- Opening Delimiter -

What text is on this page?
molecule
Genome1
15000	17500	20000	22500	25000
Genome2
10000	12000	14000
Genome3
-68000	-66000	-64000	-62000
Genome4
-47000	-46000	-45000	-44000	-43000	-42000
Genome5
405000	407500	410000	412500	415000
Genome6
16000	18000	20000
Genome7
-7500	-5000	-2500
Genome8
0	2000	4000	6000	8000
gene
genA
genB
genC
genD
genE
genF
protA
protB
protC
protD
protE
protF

- Closing Delimiter -

- What you are asked to do -
Word-for-word copies of all the records are required.

- Exercise solution -
What text is on this page?
molecule
Genome1
15000	17500	20000	22500	25000
Genome2
10000	12000	14000
Genome3
-68000	-66000	-64000	-62000
Genome4
-47000	-46000	-45000	-44000	-43000	-42000
Genome5
405000	407500	410000	412500	415000
Genome6
16000	18000	20000
Genome7
-7500	-5000	-2500
Genome8
0	2000	4000	6000	8000
gene
genA
genB
genC
genD
genE
genF
protA
protB
protC
protD
protE
protF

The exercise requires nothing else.